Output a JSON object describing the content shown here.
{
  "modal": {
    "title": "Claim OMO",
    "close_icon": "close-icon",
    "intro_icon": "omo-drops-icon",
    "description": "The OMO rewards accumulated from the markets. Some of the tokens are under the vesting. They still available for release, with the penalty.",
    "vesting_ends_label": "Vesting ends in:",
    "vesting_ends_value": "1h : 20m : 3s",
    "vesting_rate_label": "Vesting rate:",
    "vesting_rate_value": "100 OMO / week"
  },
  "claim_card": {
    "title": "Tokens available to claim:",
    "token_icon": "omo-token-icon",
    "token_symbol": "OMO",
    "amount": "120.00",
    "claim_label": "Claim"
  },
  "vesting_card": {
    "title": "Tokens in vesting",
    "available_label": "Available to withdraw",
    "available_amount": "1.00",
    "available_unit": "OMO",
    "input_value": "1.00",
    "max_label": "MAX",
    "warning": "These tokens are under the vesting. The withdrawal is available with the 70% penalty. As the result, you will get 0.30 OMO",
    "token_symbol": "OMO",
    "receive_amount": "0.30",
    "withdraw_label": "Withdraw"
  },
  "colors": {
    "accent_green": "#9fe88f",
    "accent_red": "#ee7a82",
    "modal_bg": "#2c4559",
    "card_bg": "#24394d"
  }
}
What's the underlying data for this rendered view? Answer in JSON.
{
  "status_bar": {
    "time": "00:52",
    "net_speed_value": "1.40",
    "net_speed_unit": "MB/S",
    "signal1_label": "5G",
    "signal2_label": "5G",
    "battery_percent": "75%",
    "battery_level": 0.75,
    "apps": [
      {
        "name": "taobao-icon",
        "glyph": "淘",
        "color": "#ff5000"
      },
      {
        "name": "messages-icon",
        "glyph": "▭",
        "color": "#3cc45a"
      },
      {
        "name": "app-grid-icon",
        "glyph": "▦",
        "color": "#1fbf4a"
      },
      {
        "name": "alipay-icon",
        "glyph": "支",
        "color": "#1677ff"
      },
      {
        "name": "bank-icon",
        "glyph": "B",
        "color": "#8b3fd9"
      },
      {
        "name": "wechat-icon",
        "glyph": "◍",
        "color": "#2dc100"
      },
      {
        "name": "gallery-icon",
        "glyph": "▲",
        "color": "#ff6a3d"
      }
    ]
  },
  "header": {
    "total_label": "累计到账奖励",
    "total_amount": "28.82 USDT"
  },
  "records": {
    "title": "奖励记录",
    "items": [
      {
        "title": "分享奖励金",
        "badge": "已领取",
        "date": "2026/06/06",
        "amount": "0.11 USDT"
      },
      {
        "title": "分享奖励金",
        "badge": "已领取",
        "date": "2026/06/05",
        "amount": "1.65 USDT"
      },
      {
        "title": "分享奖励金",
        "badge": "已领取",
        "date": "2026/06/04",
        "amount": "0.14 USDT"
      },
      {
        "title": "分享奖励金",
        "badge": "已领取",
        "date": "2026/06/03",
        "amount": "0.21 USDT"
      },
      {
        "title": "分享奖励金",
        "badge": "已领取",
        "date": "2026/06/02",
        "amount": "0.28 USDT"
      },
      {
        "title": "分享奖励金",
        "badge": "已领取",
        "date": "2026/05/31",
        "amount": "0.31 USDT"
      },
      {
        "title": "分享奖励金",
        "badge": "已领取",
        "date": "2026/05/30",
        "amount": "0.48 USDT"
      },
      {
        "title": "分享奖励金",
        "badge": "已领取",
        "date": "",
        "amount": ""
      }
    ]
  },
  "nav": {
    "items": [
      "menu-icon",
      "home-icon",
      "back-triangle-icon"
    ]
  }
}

= = = =

Request
Reproduce all of the material above word for word.

Answer for the task
Output a JSON object describing the content shown here.
{
  "modal": {
    "title": "Claim OMO",
    "close_icon": "close-icon",
    "intro_icon": "omo-drops-icon",
    "description": "The OMO rewards accumulated from the markets. Some of the tokens are under the vesting. They still available for release, with the penalty.",
    "vesting_ends_label": "Vesting ends in:",
    "vesting_ends_value": "1h : 20m : 3s",
    "vesting_rate_label": "Vesting rate:",
    "vesting_rate_value": "100 OMO / week"
  },
  "claim_card": {
    "title": "Tokens available to claim:",
    "token_icon": "omo-token-icon",
    "token_symbol": "OMO",
    "amount": "120.00",
    "claim_label": "Claim"
  },
  "vesting_card": {
    "title": "Tokens in vesting",
    "available_label": "Available to withdraw",
    "available_amount": "1.00",
    "available_unit": "OMO",
    "input_value": "1.00",
    "max_label": "MAX",
    "warning": "These tokens are under the vesting. The withdrawal is available with the 70% penalty. As the result, you will get 0.30 OMO",
    "token_symbol": "OMO",
    "receive_amount": "0.30",
    "withdraw_label": "Withdraw"
  },
  "colors": {
    "accent_green": "#9fe88f",
    "accent_red": "#ee7a82",
    "modal_bg": "#2c4559",
    "card_bg": "#24394d"
  }
}
What's the underlying data for this rendered view? Answer in JSON.
{
  "status_bar": {
    "time": "00:52",
    "net_speed_value": "1.40",
    "net_speed_unit": "MB/S",
    "signal1_label": "5G",
    "signal2_label": "5G",
    "battery_percent": "75%",
    "battery_level": 0.75,
    "apps": [
      {
        "name": "taobao-icon",
        "glyph": "淘",
        "color": "#ff5000"
      },
      {
        "name": "messages-icon",
        "glyph": "▭",
        "color": "#3cc45a"
      },
      {
        "name": "app-grid-icon",
        "glyph": "▦",
        "color": "#1fbf4a"
      },
      {
        "name": "alipay-icon",
        "glyph": "支",
        "color": "#1677ff"
      },
      {
        "name": "bank-icon",
        "glyph": "B",
        "color": "#8b3fd9"
      },
      {
        "name": "wechat-icon",
        "glyph": "◍",
        "color": "#2dc100"
      },
      {
        "name": "gallery-icon",
        "glyph": "▲",
        "color": "#ff6a3d"
      }
    ]
  },
  "header": {
    "total_label": "累计到账奖励",
    "total_amount": "28.82 USDT"
  },
  "records": {
    "title": "奖励记录",
    "items": [
      {
        "title": "分享奖励金",
        "badge": "已领取",
        "date": "2026/06/06",
        "amount": "0.11 USDT"
      },
      {
        "title": "分享奖励金",
        "badge": "已领取",
        "date": "2026/06/05",
        "amount": "1.65 USDT"
      },
      {
        "title": "分享奖励金",
        "badge": "已领取",
        "date": "2026/06/04",
        "amount": "0.14 USDT"
      },
      {
        "title": "分享奖励金",
        "badge": "已领取",
        "date": "2026/06/03",
        "amount": "0.21 USDT"
      },
      {
        "title": "分享奖励金",
        "badge": "已领取",
        "date": "2026/06/02",
        "amount": "0.28 USDT"
      },
      {
        "title": "分享奖励金",
        "badge": "已领取",
        "date": "2026/05/31",
        "amount": "0.31 USDT"
      },
      {
        "title": "分享奖励金",
        "badge": "已领取",
        "date": "2026/05/30",
        "amount": "0.48 USDT"
      },
      {
        "title": "分享奖励金",
        "badge": "已领取",
        "date": "",
        "amount": ""
      }
    ]
  },
  "nav": {
    "items": [
      "menu-icon",
      "home-icon",
      "back-triangle-icon"
    ]
  }
}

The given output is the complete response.